## Start Listed entries
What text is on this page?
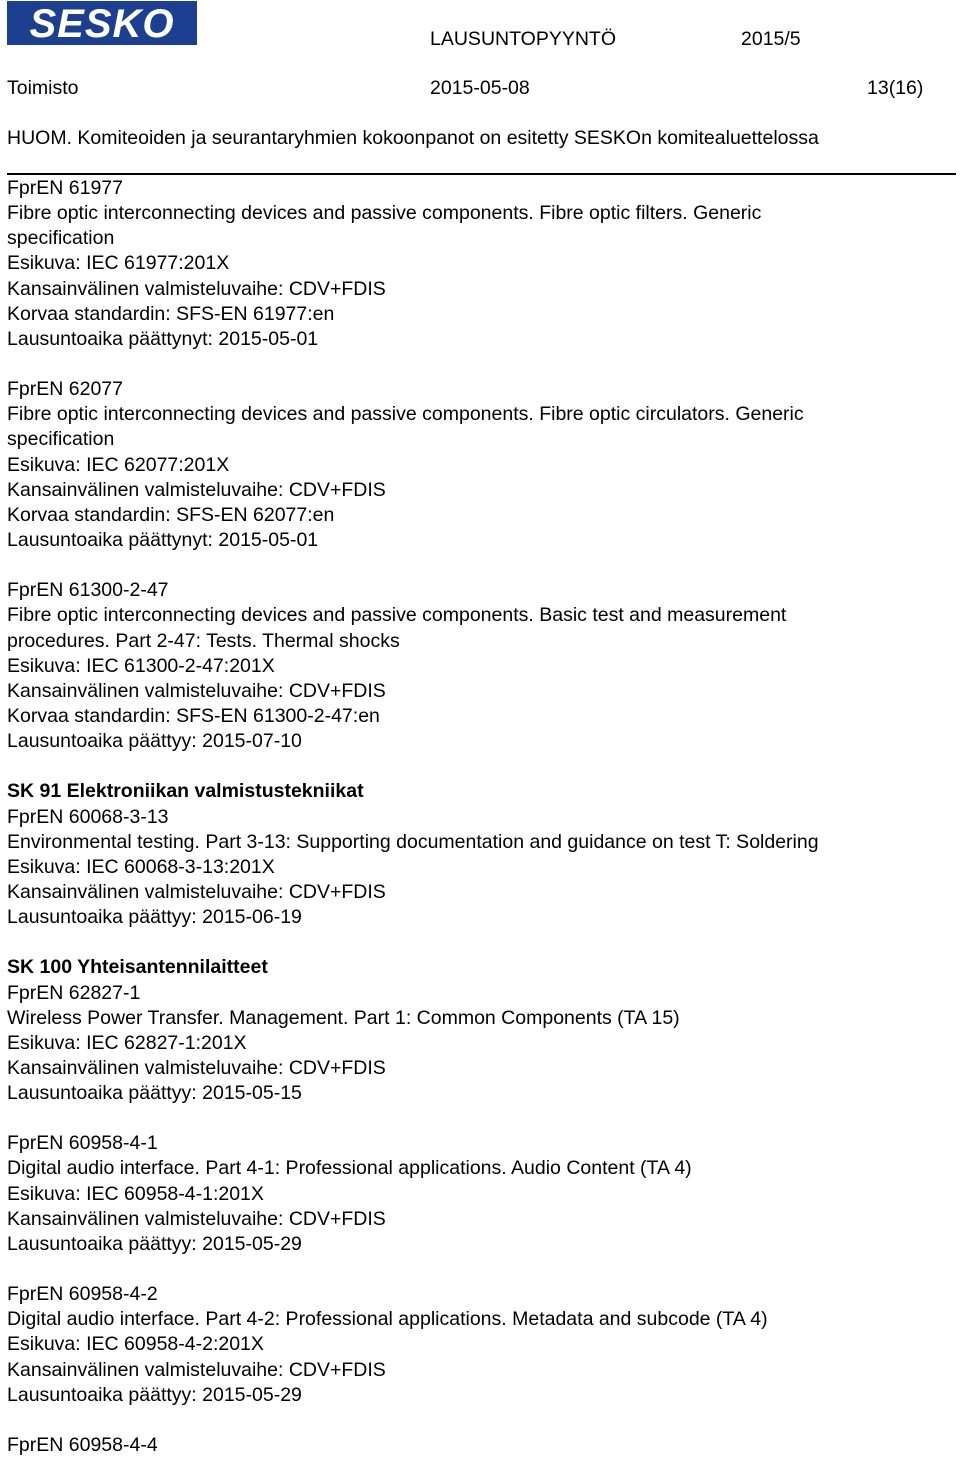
SESKO	LAUSUNTOPYYNTÖ	2015/5
Toimisto	2015-05-08	13(16)
HUOM. Komiteoiden ja seurantaryhmien kokoonpanot on esitetty SESKOn komitealuettelossa
FprEN 61977
Fibre optic interconnecting devices and passive components. Fibre optic filters. Generic
specification
Esikuva: IEC 61977:201X
Kansainvälinen valmisteluvaihe: CDV+FDIS
Korvaa standardin: SFS-EN 61977:en
Lausuntoaika päättynyt: 2015-05-01
FprEN 62077
Fibre optic interconnecting devices and passive components. Fibre optic circulators. Generic
specification
Esikuva: IEC 62077:201X
Kansainvälinen valmisteluvaihe: CDV+FDIS
Korvaa standardin: SFS-EN 62077:en
Lausuntoaika päättynyt: 2015-05-01
FprEN 61300-2-47
Fibre optic interconnecting devices and passive components. Basic test and measurement
procedures. Part 2-47: Tests. Thermal shocks
Esikuva: IEC 61300-2-47:201X
Kansainvälinen valmisteluvaihe: CDV+FDIS
Korvaa standardin: SFS-EN 61300-2-47:en
Lausuntoaika päättyy: 2015-07-10
SK 91 Elektroniikan valmistustekniikat
FprEN 60068-3-13
Environmental testing. Part 3-13: Supporting documentation and guidance on test T: Soldering
Esikuva: IEC 60068-3-13:201X
Kansainvälinen valmisteluvaihe: CDV+FDIS
Lausuntoaika päättyy: 2015-06-19
SK 100 Yhteisantennilaitteet
FprEN 62827-1
Wireless Power Transfer. Management. Part 1: Common Components (TA 15)
Esikuva: IEC 62827-1:201X
Kansainvälinen valmisteluvaihe: CDV+FDIS
Lausuntoaika päättyy: 2015-05-15
FprEN 60958-4-1
Digital audio interface. Part 4-1: Professional applications. Audio Content (TA 4)
Esikuva: IEC 60958-4-1:201X
Kansainvälinen valmisteluvaihe: CDV+FDIS
Lausuntoaika päättyy: 2015-05-29
FprEN 60958-4-2
Digital audio interface. Part 4-2: Professional applications. Metadata and subcode (TA 4)
Esikuva: IEC 60958-4-2:201X
Kansainvälinen valmisteluvaihe: CDV+FDIS
Lausuntoaika päättyy: 2015-05-29
FprEN 60958-4-4
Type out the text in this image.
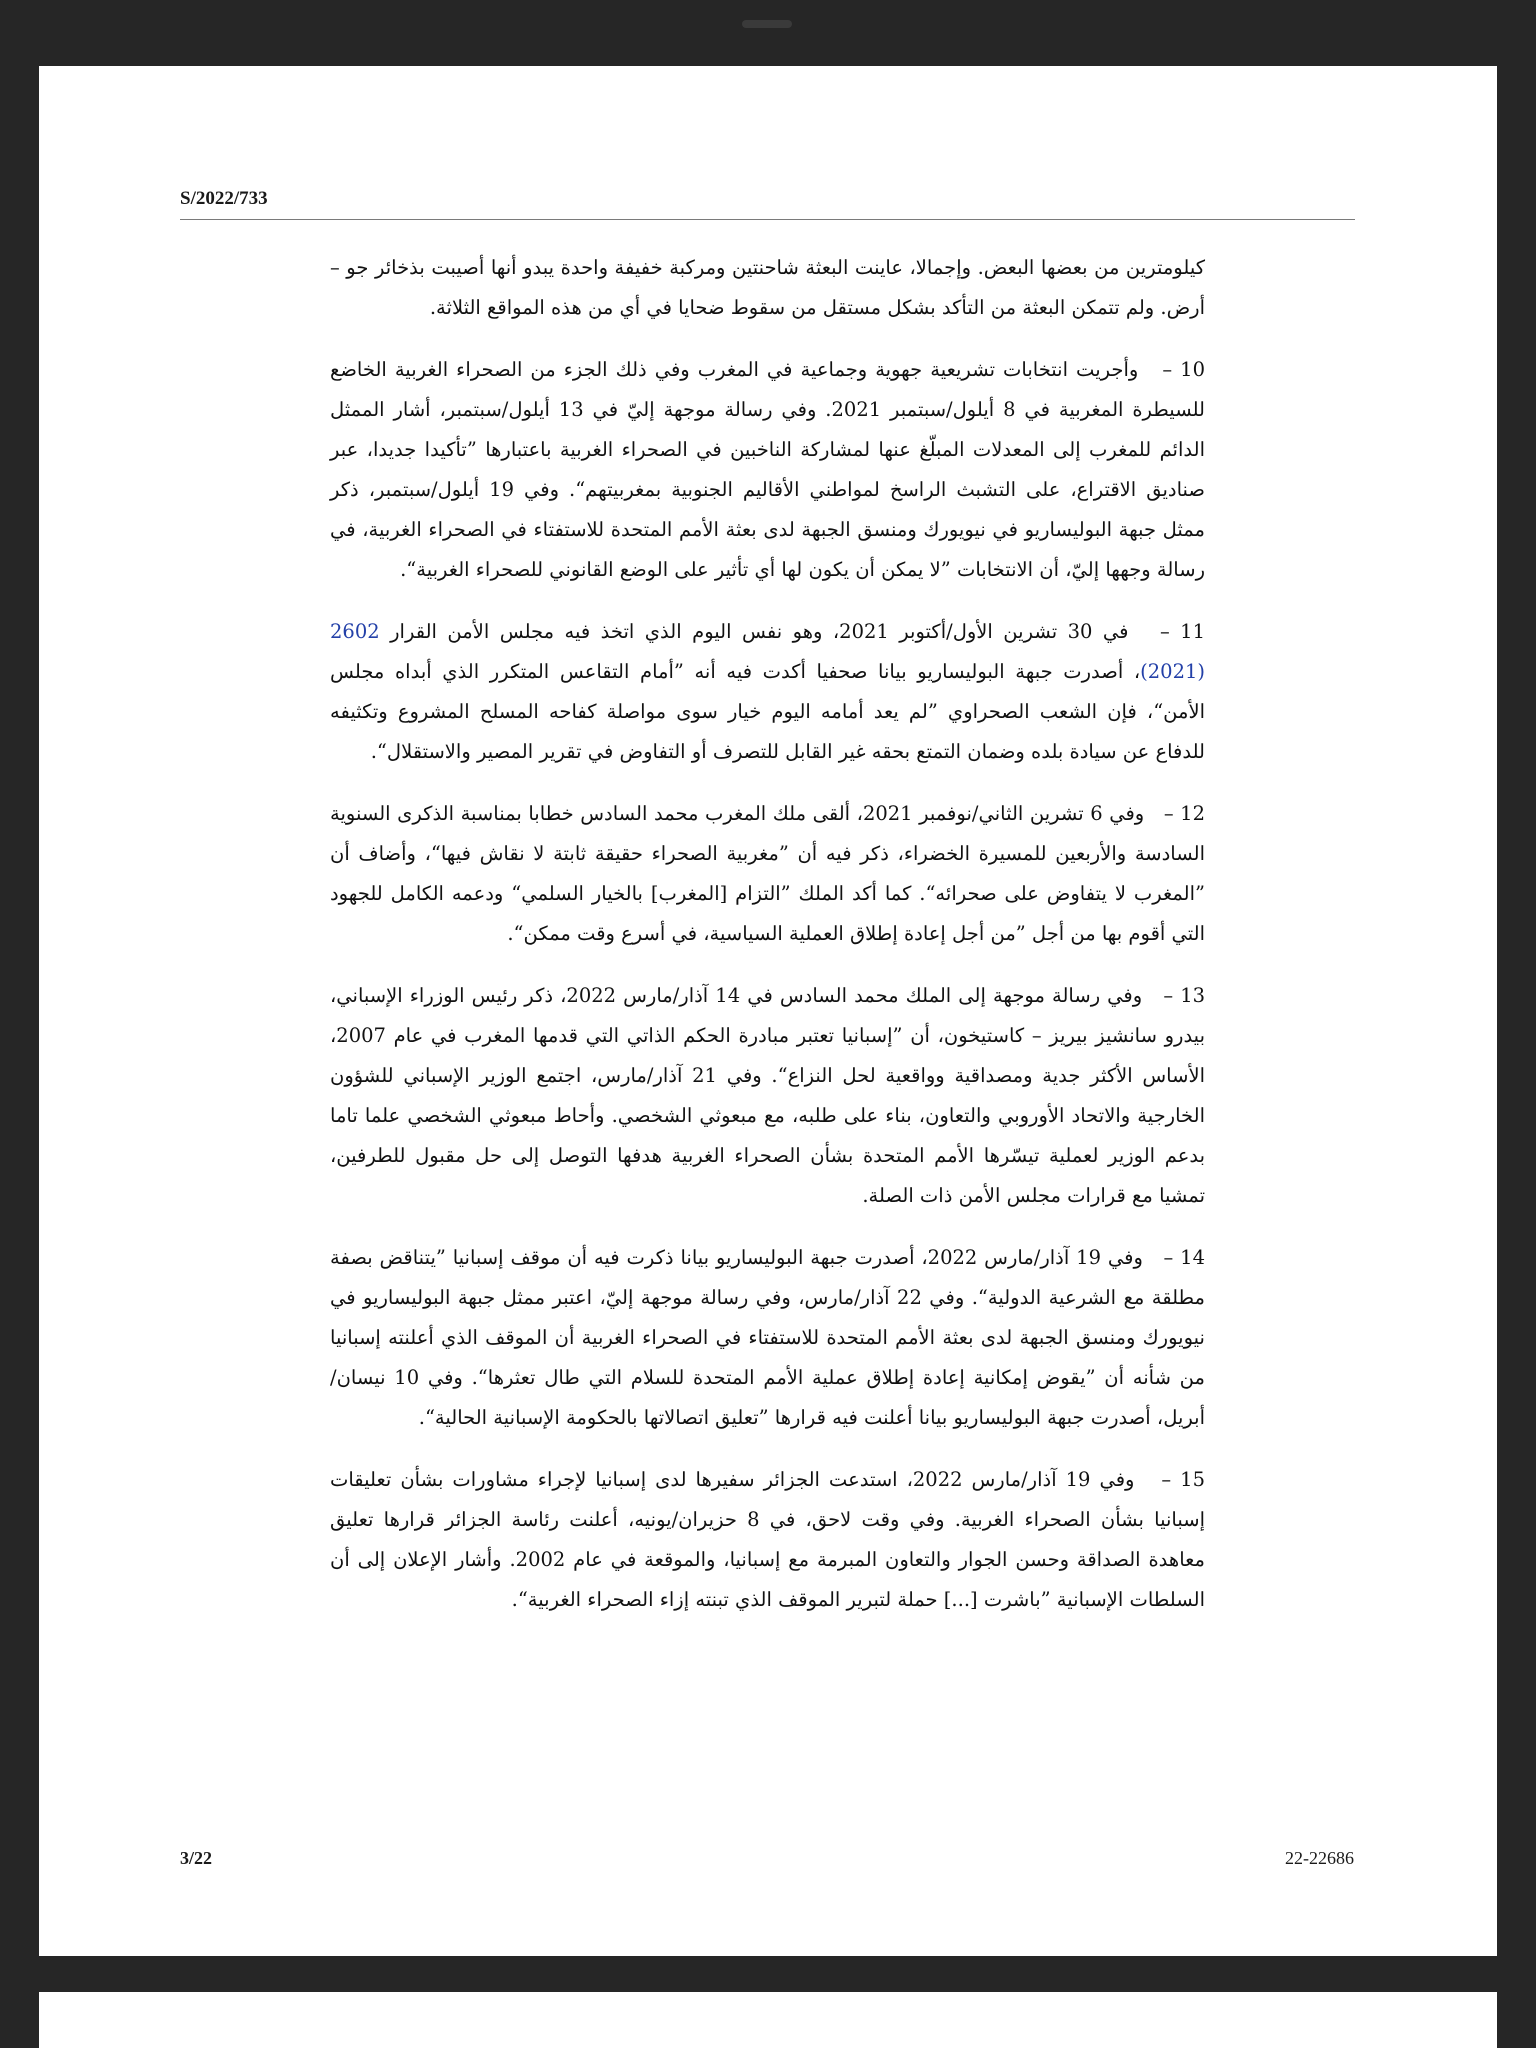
S/2022/733

كيلومترين من بعضها البعض. وإجمالا، عاينت البعثة شاحنتين ومركبة خفيفة واحدة يبدو أنها أصيبت بذخائر جو – أرض. ولم تتمكن البعثة من التأكد بشكل مستقل من سقوط ضحايا في أي من هذه المواقع الثلاثة.

10 –وأجريت انتخابات تشريعية جهوية وجماعية في المغرب وفي ذلك الجزء من الصحراء الغربية الخاضع للسيطرة المغربية في 8 أيلول/سبتمبر 2021. وفي رسالة موجهة إليّ في 13 أيلول/سبتمبر، أشار الممثل الدائم للمغرب إلى المعدلات المبلّغ عنها لمشاركة الناخبين في الصحراء الغربية باعتبارها ”تأكيدا جديدا، عبر صناديق الاقتراع، على التشبث الراسخ لمواطني الأقاليم الجنوبية بمغربيتهم“. وفي 19 أيلول/سبتمبر، ذكر ممثل جبهة البوليساريو في نيويورك ومنسق الجبهة لدى بعثة الأمم المتحدة للاستفتاء في الصحراء الغربية، في رسالة وجهها إليّ، أن الانتخابات ”لا يمكن أن يكون لها أي تأثير على الوضع القانوني للصحراء الغربية“.

11 –في 30 تشرين الأول/أكتوبر 2021، وهو نفس اليوم الذي اتخذ فيه مجلس الأمن القرار 2602 (2021)، أصدرت جبهة البوليساريو بيانا صحفيا أكدت فيه أنه ”أمام التقاعس المتكرر الذي أبداه مجلس الأمن“، فإن الشعب الصحراوي ”لم يعد أمامه اليوم خيار سوى مواصلة كفاحه المسلح المشروع وتكثيفه للدفاع عن سيادة بلده وضمان التمتع بحقه غير القابل للتصرف أو التفاوض في تقرير المصير والاستقلال“.

12 –وفي 6 تشرين الثاني/نوفمبر 2021، ألقى ملك المغرب محمد السادس خطابا بمناسبة الذكرى السنوية السادسة والأربعين للمسيرة الخضراء، ذكر فيه أن ”مغربية الصحراء حقيقة ثابتة لا نقاش فيها“، وأضاف أن ”المغرب لا يتفاوض على صحرائه“. كما أكد الملك ”التزام [المغرب] بالخيار السلمي“ ودعمه الكامل للجهود التي أقوم بها من أجل ”من أجل إعادة إطلاق العملية السياسية، في أسرع وقت ممكن“.

13 –وفي رسالة موجهة إلى الملك محمد السادس في 14 آذار/مارس 2022، ذكر رئيس الوزراء الإسباني، بيدرو سانشيز بيريز – كاستيخون، أن ”إسبانيا تعتبر مبادرة الحكم الذاتي التي قدمها المغرب في عام 2007، الأساس الأكثر جدية ومصداقية وواقعية لحل النزاع“. وفي 21 آذار/مارس، اجتمع الوزير الإسباني للشؤون الخارجية والاتحاد الأوروبي والتعاون، بناء على طلبه، مع مبعوثي الشخصي. وأحاط مبعوثي الشخصي علما تاما بدعم الوزير لعملية تيسّرها الأمم المتحدة بشأن الصحراء الغربية هدفها التوصل إلى حل مقبول للطرفين، تمشيا مع قرارات مجلس الأمن ذات الصلة.

14 –وفي 19 آذار/مارس 2022، أصدرت جبهة البوليساريو بيانا ذكرت فيه أن موقف إسبانيا ”يتناقض بصفة مطلقة مع الشرعية الدولية“. وفي 22 آذار/مارس، وفي رسالة موجهة إليّ، اعتبر ممثل جبهة البوليساريو في نيويورك ومنسق الجبهة لدى بعثة الأمم المتحدة للاستفتاء في الصحراء الغربية أن الموقف الذي أعلنته إسبانيا من شأنه أن ”يقوض إمكانية إعادة إطلاق عملية الأمم المتحدة للسلام التي طال تعثرها“. وفي 10 نيسان/أبريل، أصدرت جبهة البوليساريو بيانا أعلنت فيه قرارها ”تعليق اتصالاتها بالحكومة الإسبانية الحالية“.

15 –وفي 19 آذار/مارس 2022، استدعت الجزائر سفيرها لدى إسبانيا لإجراء مشاورات بشأن تعليقات إسبانيا بشأن الصحراء الغربية. وفي وقت لاحق، في 8 حزيران/يونيه، أعلنت رئاسة الجزائر قرارها تعليق معاهدة الصداقة وحسن الجوار والتعاون المبرمة مع إسبانيا، والموقعة في عام 2002. وأشار الإعلان إلى أن السلطات الإسبانية ”باشرت [...] حملة لتبرير الموقف الذي تبنته إزاء الصحراء الغربية“.

3/22	22-22686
## End Listed entries
What you will do. Write out each line of the data that holds the string "إطلاق".

Final result.
12 –وفي 6 تشرين الثاني/نوفمبر 2021، ألقى ملك المغرب محمد السادس خطابا بمناسبة الذكرى السنوية السادسة والأربعين للمسيرة الخضراء، ذكر فيه أن ”مغربية الصحراء حقيقة ثابتة لا نقاش فيها“، وأضاف أن ”المغرب لا يتفاوض على صحرائه“. كما أكد الملك ”التزام [المغرب] بالخيار السلمي“ ودعمه الكامل للجهود التي أقوم بها من أجل ”من أجل إعادة إطلاق العملية السياسية، في أسرع وقت ممكن“.
14 –وفي 19 آذار/مارس 2022، أصدرت جبهة البوليساريو بيانا ذكرت فيه أن موقف إسبانيا ”يتناقض بصفة مطلقة مع الشرعية الدولية“. وفي 22 آذار/مارس، وفي رسالة موجهة إليّ، اعتبر ممثل جبهة البوليساريو في نيويورك ومنسق الجبهة لدى بعثة الأمم المتحدة للاستفتاء في الصحراء الغربية أن الموقف الذي أعلنته إسبانيا من شأنه أن ”يقوض إمكانية إعادة إطلاق عملية الأمم المتحدة للسلام التي طال تعثرها“. وفي 10 نيسان/أبريل، أصدرت جبهة البوليساريو بيانا أعلنت فيه قرارها ”تعليق اتصالاتها بالحكومة الإسبانية الحالية“.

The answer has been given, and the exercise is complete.